Report the number of lines where the string "more" occurs, and write nothing else.

(Collected data entries)
·····
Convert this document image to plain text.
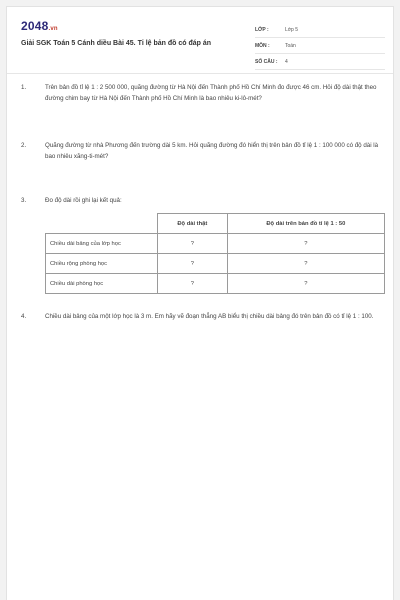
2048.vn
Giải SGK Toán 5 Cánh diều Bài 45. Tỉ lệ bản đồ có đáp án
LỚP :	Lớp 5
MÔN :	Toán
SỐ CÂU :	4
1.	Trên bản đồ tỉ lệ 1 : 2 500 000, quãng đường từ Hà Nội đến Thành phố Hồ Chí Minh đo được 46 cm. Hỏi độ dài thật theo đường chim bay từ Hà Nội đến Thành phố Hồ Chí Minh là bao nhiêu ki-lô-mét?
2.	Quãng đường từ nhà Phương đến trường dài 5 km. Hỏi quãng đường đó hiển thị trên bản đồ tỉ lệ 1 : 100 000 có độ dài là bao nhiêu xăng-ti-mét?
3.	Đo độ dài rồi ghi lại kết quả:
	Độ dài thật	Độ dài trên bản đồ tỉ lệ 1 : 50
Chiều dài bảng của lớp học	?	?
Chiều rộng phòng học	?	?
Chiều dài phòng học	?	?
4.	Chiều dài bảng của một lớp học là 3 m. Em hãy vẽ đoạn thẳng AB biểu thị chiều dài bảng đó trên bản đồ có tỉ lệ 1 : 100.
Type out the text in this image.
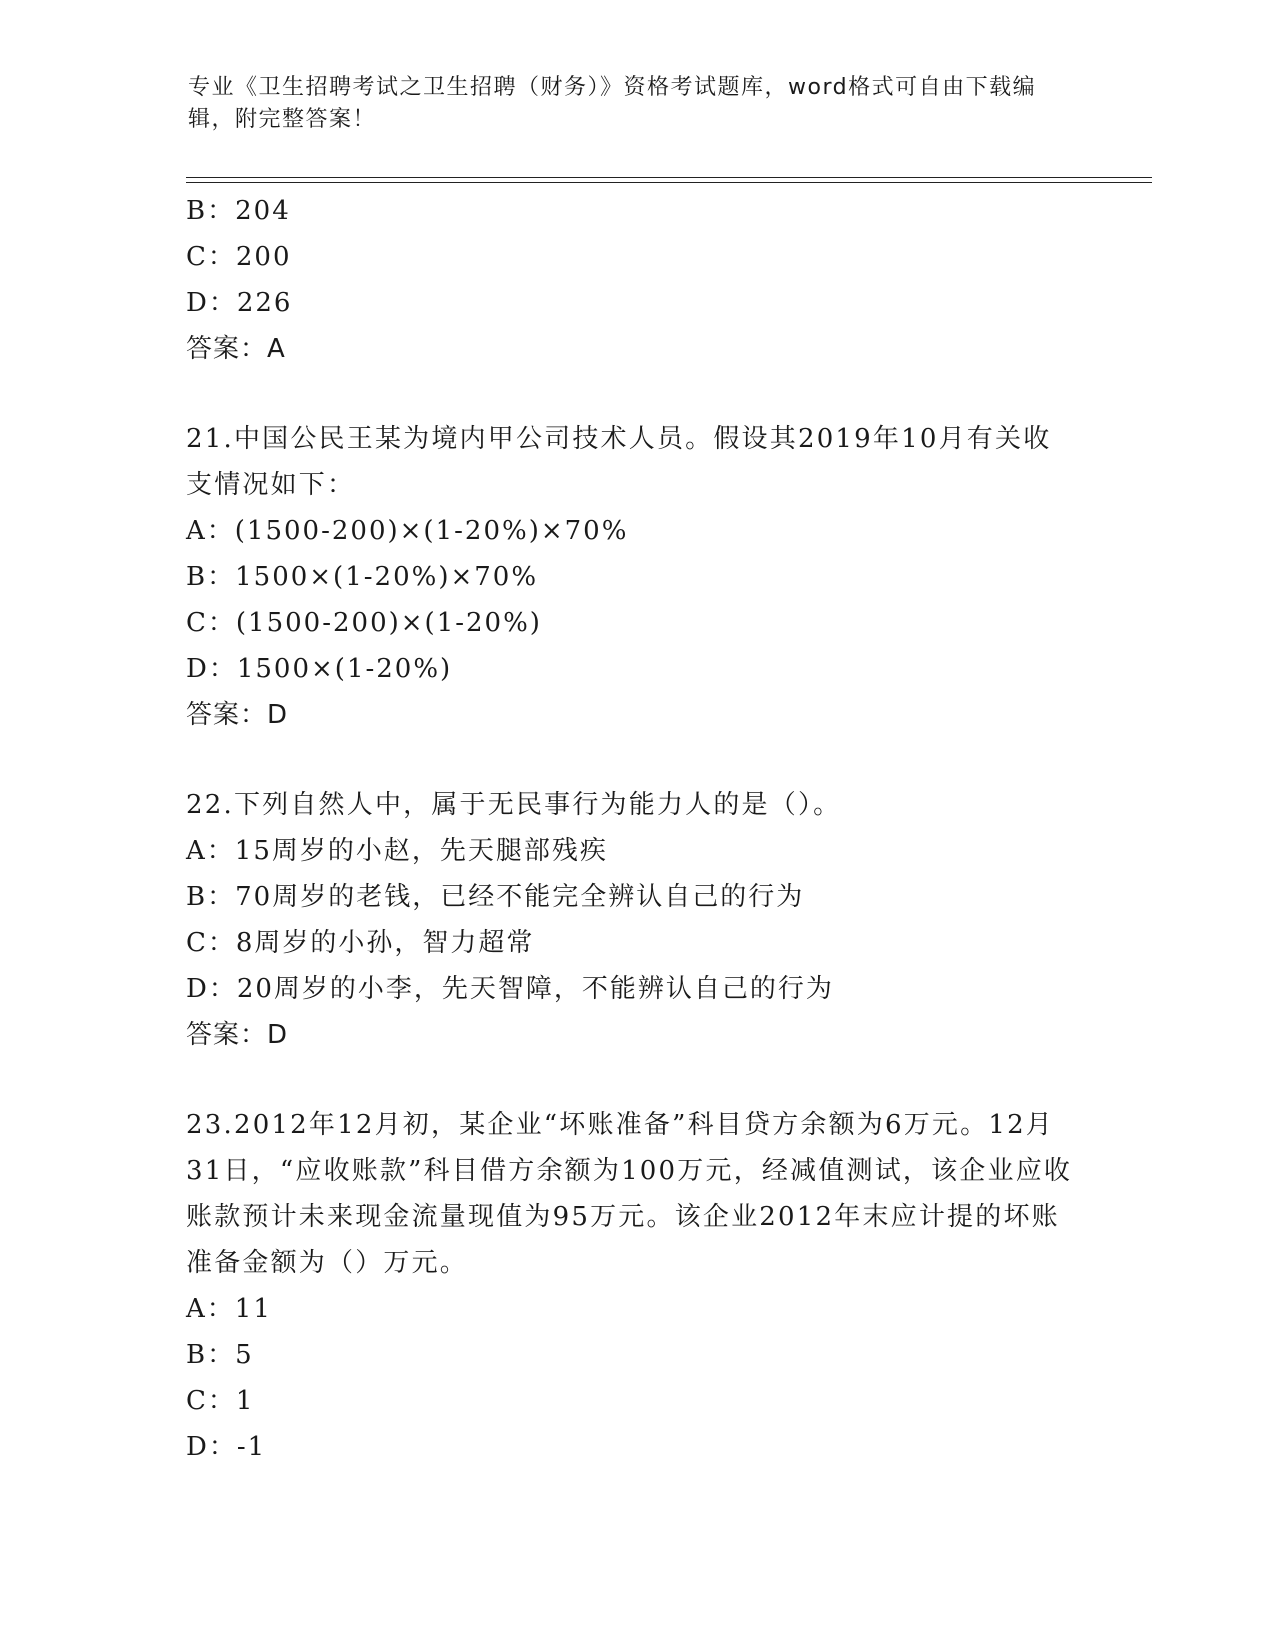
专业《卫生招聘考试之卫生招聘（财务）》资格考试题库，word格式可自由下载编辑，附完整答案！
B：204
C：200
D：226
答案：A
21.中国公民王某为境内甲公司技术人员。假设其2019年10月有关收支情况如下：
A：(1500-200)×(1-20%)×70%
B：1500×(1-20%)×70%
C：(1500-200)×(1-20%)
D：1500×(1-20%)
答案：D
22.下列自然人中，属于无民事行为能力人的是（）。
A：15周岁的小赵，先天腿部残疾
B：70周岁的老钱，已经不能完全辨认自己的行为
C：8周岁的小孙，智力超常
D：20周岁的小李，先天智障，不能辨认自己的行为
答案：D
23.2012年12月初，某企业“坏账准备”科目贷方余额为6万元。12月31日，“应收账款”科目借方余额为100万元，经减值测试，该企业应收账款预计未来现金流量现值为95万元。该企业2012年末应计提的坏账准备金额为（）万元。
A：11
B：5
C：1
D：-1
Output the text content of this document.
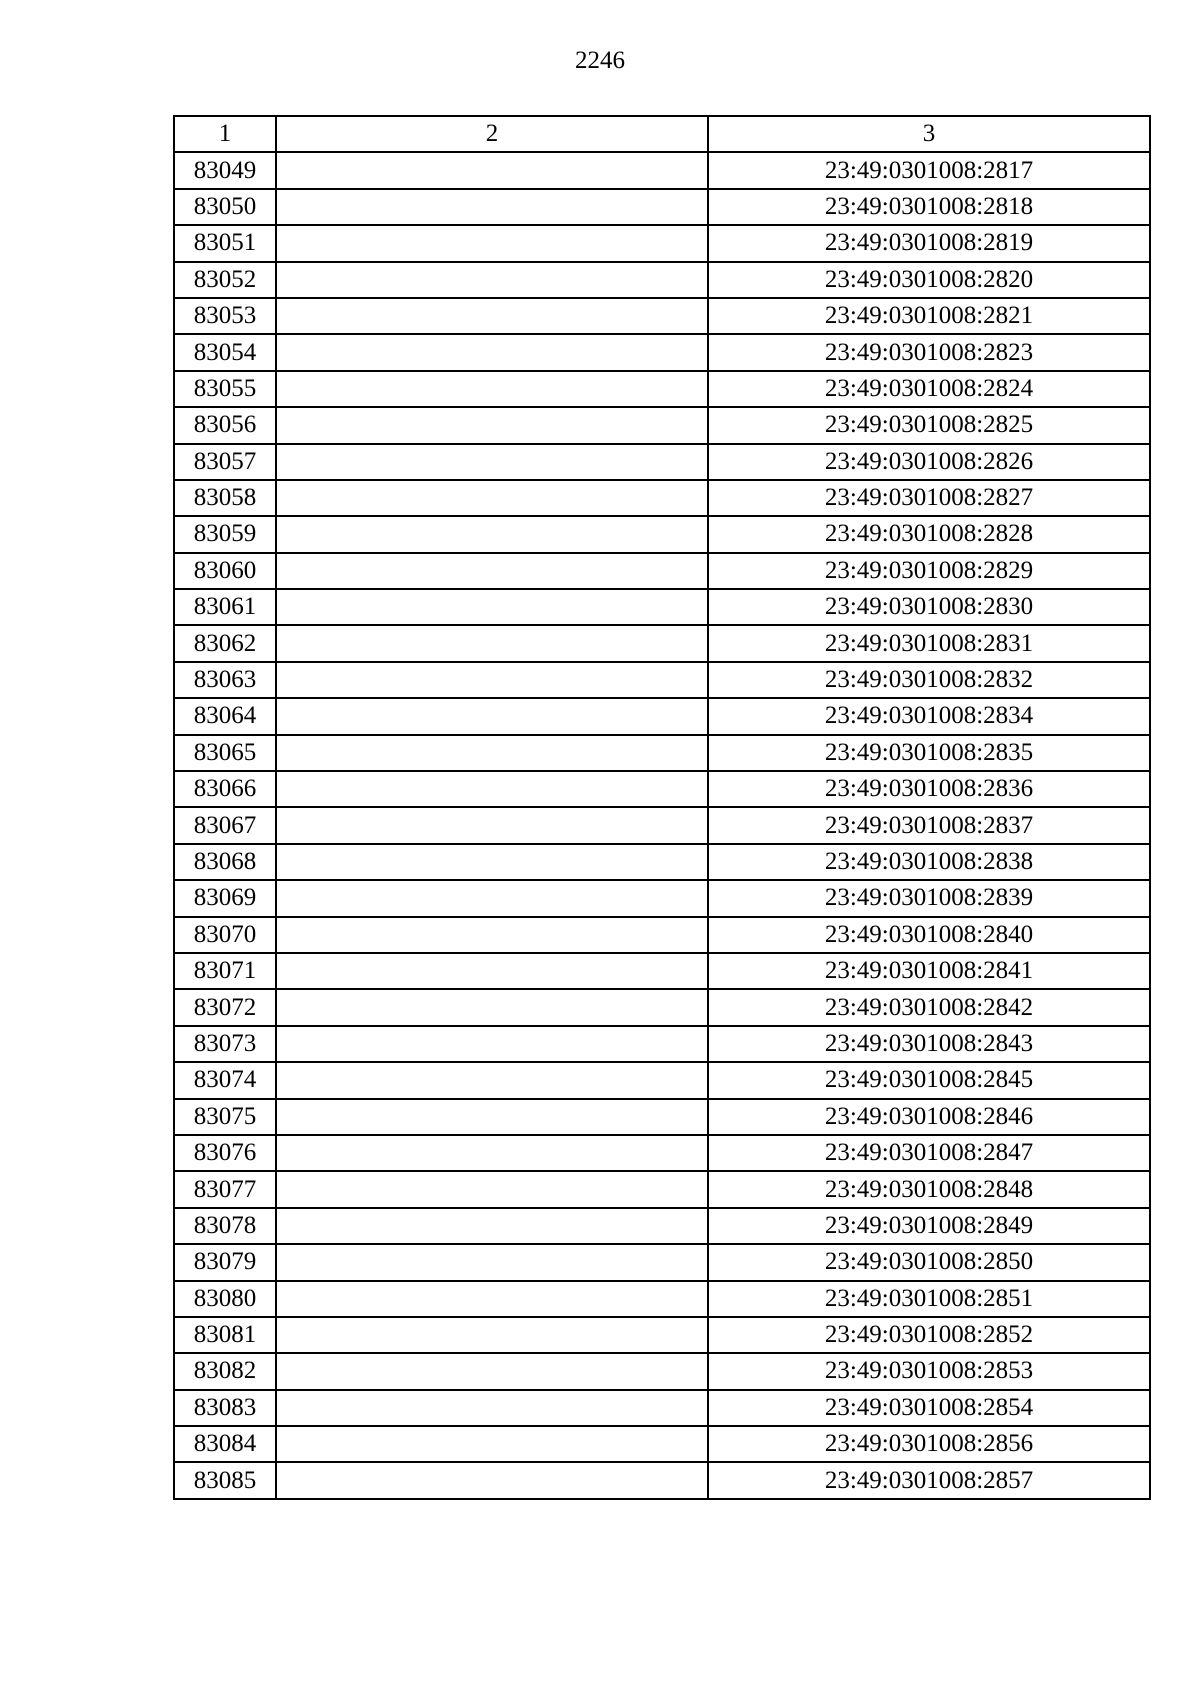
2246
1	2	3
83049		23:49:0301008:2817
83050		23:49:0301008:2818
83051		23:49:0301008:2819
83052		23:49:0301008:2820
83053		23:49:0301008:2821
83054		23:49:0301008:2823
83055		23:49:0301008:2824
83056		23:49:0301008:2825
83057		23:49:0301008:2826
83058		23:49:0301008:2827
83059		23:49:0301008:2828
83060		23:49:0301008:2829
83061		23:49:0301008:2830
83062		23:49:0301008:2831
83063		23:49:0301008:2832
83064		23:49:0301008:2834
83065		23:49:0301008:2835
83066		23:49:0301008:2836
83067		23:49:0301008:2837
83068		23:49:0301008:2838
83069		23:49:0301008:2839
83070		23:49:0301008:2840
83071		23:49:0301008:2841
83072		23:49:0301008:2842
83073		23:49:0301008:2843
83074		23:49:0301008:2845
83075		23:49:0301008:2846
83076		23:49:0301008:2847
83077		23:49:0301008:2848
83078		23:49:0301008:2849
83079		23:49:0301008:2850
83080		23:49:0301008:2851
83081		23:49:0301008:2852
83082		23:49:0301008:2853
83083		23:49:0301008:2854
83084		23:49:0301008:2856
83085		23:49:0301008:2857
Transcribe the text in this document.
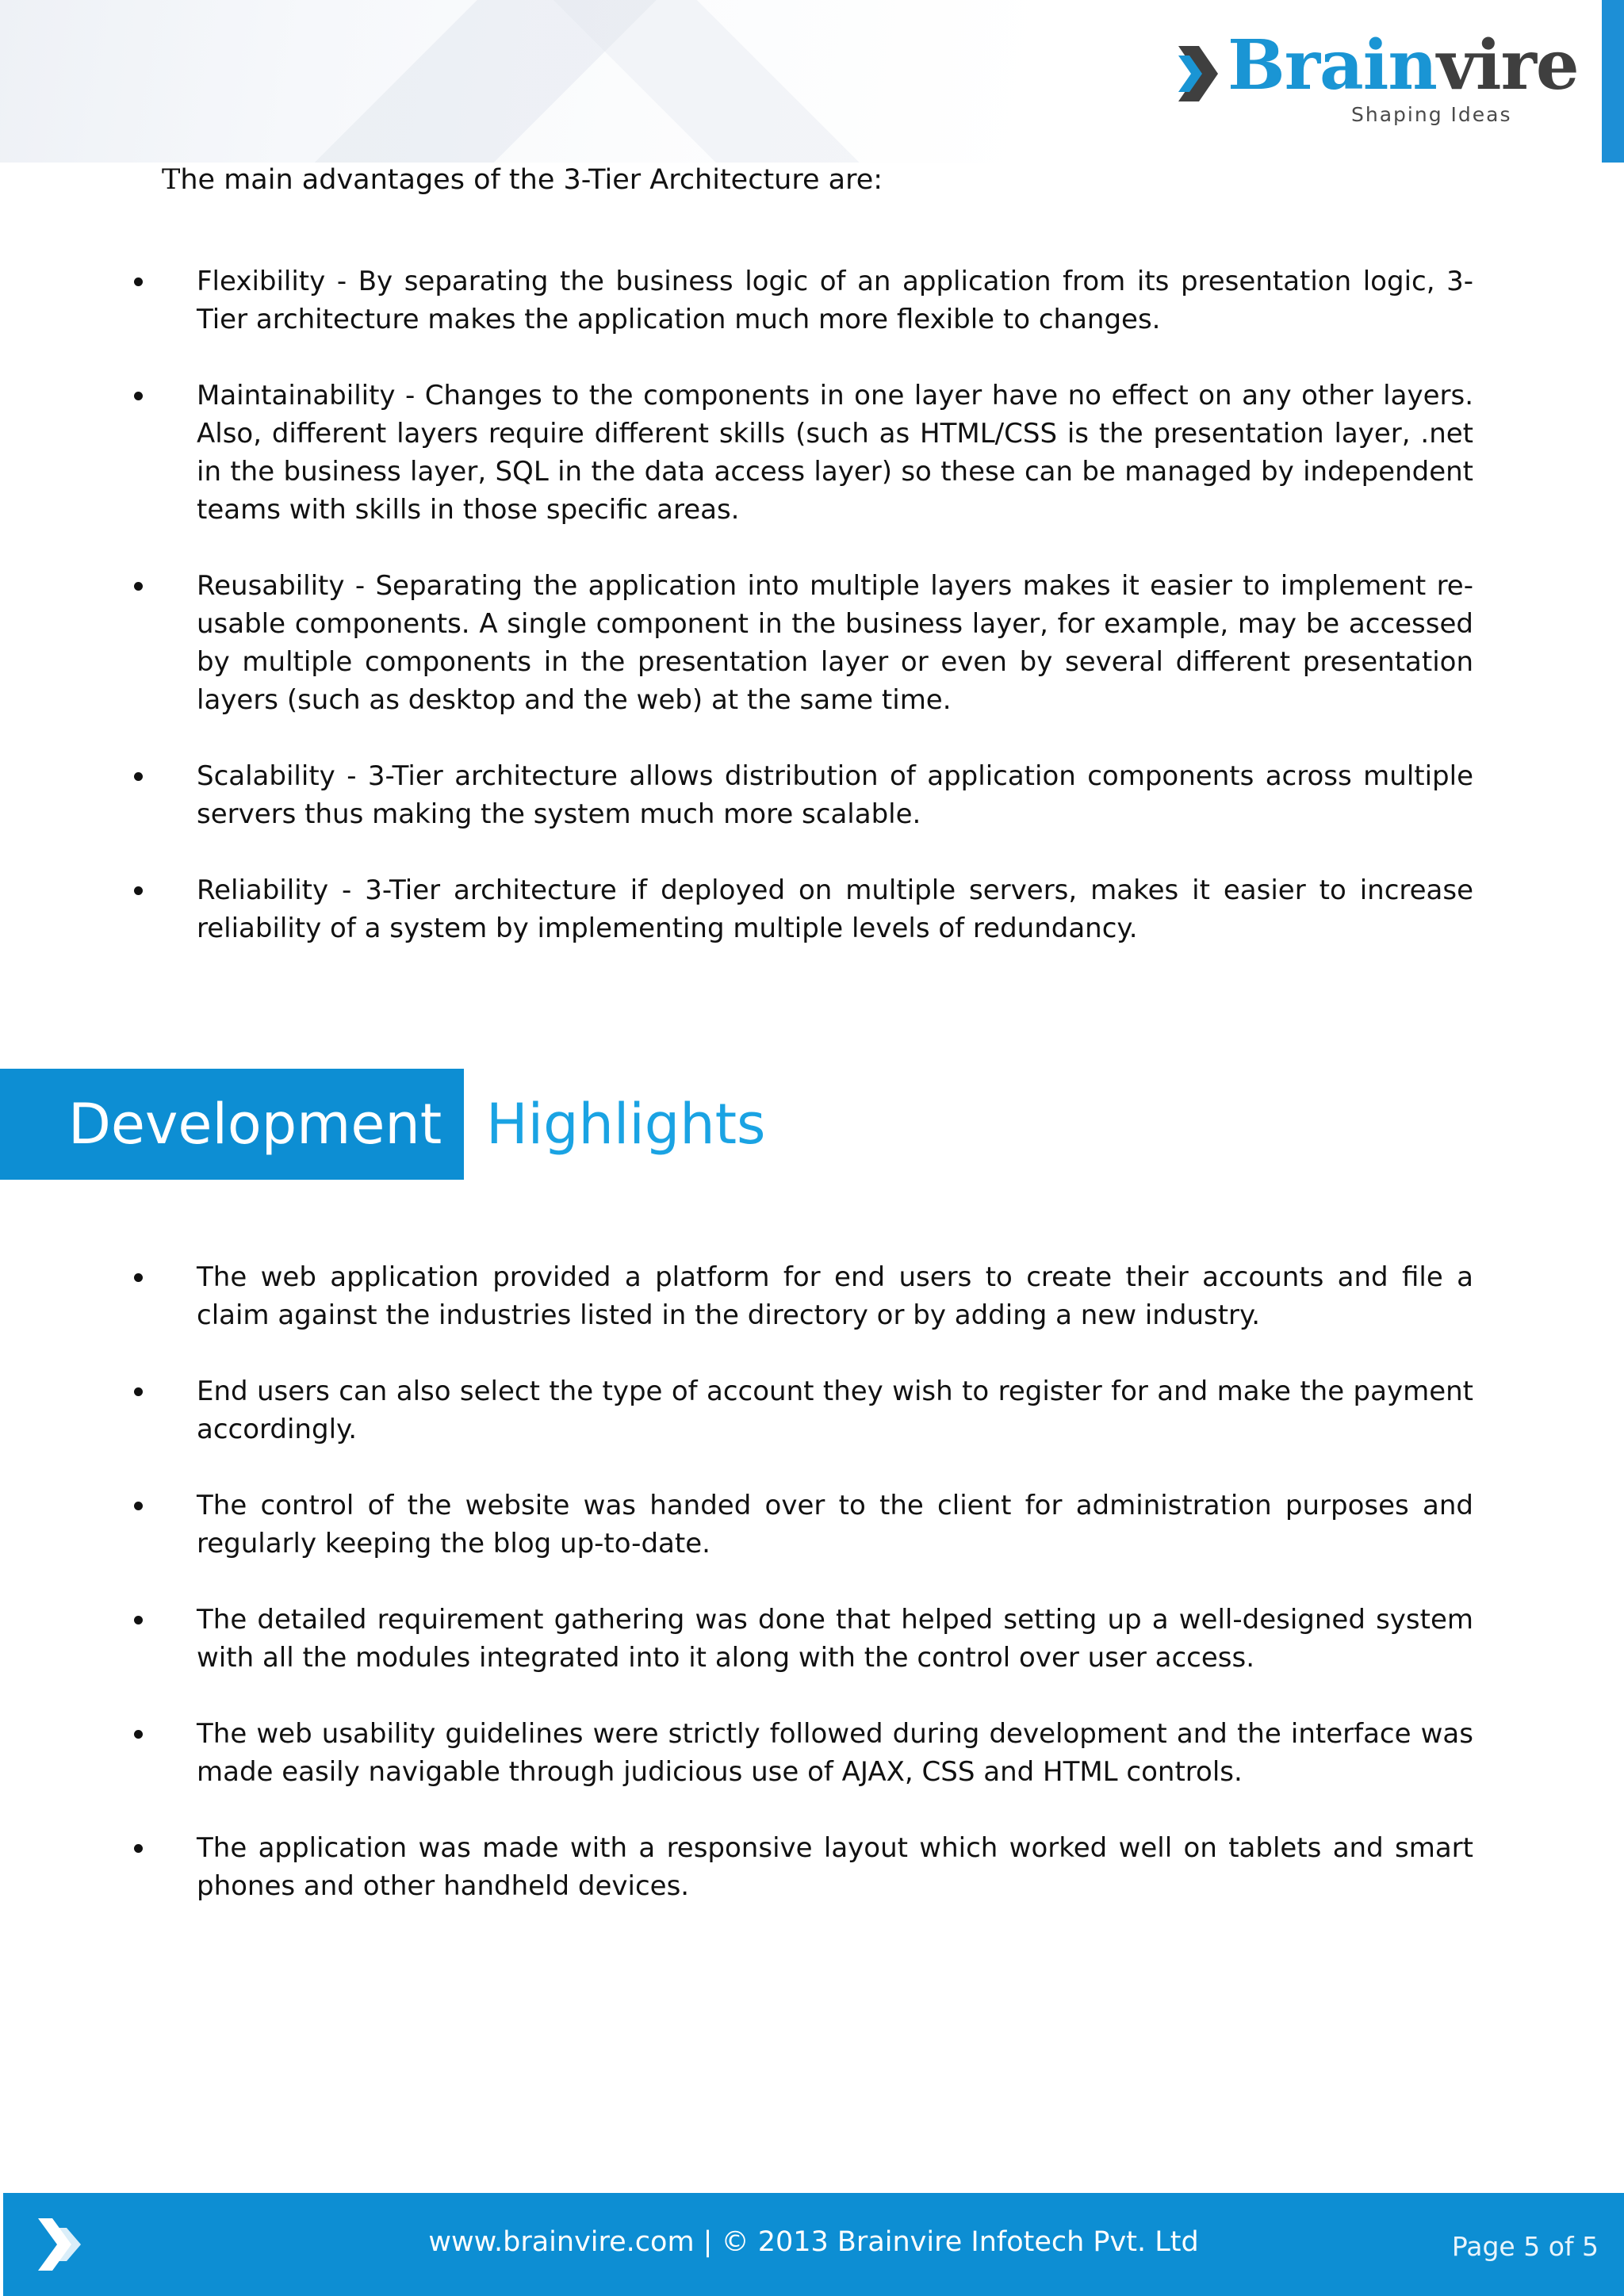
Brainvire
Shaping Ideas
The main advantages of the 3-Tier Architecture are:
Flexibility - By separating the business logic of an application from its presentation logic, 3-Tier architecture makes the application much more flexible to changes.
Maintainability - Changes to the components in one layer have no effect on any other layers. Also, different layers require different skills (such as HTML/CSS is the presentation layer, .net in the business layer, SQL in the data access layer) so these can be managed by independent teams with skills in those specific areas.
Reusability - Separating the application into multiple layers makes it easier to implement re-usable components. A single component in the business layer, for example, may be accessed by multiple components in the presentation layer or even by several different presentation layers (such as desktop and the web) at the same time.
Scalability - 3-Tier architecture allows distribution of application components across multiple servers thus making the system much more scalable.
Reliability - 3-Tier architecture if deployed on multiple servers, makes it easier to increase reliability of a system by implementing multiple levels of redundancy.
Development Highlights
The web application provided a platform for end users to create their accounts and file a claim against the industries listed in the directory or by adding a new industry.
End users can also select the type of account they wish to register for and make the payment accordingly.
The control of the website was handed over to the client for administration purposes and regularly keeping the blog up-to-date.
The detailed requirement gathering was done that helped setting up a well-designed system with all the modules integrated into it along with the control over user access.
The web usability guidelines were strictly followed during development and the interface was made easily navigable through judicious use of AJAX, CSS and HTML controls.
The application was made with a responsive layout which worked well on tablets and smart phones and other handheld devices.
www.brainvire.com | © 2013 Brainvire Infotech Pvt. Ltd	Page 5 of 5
·····
▶ Task answer: 2